Excerpts from a figure dataset
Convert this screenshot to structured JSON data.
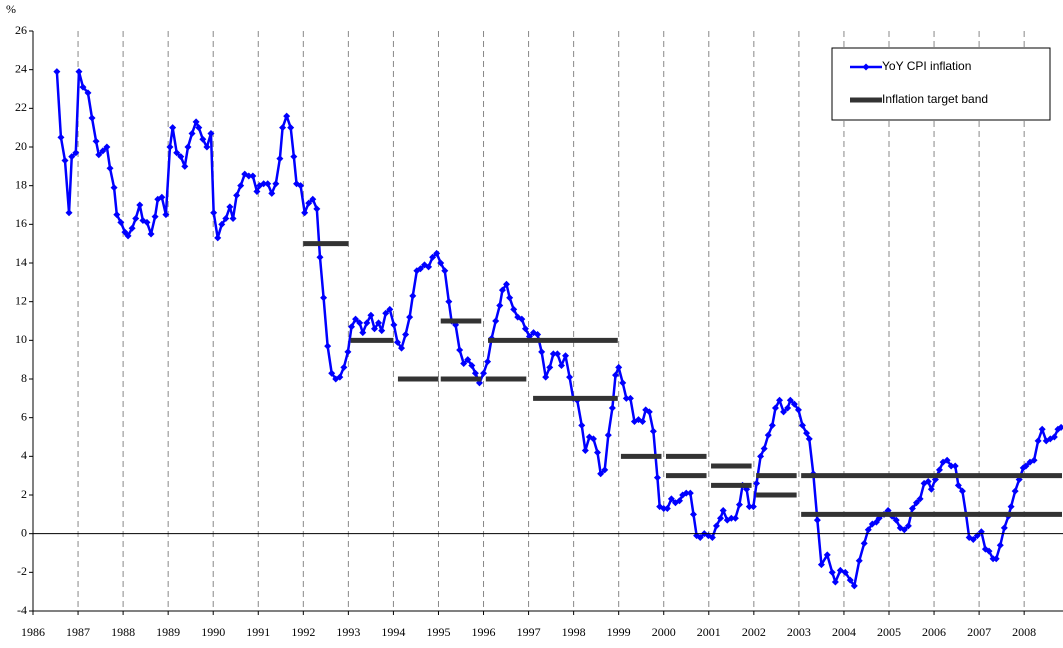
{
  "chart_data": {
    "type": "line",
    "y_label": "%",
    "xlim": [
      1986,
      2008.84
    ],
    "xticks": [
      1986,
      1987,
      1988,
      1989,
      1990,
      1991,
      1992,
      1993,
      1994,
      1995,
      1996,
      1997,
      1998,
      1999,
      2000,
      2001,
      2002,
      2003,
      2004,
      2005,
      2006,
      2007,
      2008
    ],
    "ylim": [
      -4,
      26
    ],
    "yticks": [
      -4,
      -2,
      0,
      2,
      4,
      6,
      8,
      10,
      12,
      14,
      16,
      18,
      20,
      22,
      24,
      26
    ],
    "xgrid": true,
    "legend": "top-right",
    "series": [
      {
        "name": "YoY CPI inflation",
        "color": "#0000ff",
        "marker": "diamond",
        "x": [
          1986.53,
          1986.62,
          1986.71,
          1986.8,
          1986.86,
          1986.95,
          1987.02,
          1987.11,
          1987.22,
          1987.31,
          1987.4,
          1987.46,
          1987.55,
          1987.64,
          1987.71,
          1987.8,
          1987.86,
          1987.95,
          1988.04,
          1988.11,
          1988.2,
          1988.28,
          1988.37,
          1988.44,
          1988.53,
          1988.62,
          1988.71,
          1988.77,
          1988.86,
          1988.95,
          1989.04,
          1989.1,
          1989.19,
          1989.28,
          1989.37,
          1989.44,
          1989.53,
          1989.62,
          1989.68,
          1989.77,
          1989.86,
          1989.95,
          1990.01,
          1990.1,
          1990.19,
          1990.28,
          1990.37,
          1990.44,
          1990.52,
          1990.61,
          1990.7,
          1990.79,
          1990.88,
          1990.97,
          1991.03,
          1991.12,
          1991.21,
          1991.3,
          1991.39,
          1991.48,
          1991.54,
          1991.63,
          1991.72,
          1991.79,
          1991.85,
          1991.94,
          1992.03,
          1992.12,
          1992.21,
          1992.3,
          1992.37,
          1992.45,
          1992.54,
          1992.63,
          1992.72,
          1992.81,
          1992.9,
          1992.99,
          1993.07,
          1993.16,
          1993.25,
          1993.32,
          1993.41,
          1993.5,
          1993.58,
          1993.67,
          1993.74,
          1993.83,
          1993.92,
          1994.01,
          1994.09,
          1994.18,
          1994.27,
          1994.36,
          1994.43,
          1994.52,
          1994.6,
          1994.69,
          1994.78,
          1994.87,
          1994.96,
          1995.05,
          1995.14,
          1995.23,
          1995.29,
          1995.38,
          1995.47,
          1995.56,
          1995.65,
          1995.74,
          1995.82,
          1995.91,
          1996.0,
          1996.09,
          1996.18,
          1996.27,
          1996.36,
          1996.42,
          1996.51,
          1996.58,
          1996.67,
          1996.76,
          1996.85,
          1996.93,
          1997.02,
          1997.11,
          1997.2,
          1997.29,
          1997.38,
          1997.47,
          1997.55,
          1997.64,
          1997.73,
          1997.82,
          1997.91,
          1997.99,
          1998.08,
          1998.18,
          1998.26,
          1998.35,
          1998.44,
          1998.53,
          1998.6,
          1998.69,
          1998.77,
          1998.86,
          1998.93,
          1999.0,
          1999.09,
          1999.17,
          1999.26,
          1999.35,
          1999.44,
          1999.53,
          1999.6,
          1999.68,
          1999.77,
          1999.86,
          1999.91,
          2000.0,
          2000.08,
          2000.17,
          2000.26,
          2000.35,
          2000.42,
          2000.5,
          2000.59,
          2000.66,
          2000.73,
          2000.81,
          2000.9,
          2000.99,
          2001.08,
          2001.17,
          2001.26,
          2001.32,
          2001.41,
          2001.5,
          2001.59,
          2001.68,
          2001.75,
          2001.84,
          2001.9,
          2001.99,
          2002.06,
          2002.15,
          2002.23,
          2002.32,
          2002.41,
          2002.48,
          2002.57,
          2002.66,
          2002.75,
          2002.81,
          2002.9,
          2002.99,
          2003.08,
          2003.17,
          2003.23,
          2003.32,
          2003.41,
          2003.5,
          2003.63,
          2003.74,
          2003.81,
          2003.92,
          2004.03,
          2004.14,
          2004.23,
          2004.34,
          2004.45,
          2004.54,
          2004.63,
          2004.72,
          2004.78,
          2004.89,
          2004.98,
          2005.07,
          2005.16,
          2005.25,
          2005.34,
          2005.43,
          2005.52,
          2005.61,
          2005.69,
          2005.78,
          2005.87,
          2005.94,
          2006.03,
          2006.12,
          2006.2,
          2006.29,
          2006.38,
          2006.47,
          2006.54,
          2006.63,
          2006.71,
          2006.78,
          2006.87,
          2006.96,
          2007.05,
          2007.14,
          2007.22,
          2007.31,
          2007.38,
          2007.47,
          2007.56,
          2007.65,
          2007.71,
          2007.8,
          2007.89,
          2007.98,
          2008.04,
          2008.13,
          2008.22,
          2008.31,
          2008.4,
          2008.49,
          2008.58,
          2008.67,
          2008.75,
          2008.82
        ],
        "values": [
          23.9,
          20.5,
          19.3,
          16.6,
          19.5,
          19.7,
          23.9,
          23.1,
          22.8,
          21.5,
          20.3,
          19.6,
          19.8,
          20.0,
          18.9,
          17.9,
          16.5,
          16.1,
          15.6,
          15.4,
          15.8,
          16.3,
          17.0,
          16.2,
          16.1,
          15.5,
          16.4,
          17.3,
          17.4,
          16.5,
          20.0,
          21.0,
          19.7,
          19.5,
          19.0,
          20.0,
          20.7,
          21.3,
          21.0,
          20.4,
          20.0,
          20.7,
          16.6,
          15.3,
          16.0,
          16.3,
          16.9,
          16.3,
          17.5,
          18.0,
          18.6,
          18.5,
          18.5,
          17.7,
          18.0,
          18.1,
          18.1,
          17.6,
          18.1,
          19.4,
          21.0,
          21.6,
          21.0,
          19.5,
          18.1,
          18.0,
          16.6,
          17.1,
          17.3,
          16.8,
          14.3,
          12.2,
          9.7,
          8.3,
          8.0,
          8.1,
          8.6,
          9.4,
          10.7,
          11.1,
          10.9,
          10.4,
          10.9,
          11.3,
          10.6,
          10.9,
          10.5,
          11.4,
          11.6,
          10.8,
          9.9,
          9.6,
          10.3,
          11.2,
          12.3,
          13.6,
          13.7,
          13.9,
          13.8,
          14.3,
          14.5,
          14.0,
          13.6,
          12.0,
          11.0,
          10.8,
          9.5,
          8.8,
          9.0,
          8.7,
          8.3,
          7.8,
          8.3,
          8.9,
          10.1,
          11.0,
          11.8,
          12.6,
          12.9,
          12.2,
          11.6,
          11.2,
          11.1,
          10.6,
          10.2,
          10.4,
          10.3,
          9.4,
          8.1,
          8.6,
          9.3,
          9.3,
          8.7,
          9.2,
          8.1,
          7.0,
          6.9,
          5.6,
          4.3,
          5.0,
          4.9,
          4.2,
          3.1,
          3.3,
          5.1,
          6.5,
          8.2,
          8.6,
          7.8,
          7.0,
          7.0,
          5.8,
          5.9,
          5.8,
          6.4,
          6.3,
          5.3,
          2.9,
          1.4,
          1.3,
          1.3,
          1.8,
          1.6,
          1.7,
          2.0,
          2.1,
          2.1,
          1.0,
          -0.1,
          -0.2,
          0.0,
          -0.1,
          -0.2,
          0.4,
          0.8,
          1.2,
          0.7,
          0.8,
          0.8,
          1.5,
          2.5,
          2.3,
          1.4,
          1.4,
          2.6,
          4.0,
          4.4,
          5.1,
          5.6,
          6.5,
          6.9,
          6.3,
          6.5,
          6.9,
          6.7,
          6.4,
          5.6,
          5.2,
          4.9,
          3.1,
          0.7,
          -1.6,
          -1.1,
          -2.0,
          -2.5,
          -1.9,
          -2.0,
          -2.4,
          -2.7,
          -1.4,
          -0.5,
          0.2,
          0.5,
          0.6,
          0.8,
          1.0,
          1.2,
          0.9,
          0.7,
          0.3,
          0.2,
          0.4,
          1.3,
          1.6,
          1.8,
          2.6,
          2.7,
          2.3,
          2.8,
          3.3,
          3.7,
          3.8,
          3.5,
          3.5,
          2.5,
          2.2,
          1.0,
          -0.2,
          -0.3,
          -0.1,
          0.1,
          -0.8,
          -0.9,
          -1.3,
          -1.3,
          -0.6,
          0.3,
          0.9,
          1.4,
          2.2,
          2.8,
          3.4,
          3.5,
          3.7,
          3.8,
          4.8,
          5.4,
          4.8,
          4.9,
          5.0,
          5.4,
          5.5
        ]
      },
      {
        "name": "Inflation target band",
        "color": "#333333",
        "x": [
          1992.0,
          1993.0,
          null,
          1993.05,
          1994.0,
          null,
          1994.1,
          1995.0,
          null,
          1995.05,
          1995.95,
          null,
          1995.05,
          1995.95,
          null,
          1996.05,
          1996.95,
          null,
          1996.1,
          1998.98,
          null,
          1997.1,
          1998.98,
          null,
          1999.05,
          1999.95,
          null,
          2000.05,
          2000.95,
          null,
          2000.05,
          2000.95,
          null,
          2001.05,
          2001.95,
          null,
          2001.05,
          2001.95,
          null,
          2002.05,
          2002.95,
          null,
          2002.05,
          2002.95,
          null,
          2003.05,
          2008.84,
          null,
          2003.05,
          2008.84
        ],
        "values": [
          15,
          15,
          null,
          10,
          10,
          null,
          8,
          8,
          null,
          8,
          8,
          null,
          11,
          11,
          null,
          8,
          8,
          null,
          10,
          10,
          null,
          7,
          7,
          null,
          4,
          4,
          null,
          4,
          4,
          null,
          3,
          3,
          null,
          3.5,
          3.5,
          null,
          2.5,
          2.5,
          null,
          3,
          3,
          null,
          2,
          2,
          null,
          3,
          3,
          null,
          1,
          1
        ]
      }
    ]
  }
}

REQUIRED TASK: Looking at the listing above, count the lines that contain "name" and give nothing but the number.

ANSWER IN FULL: 2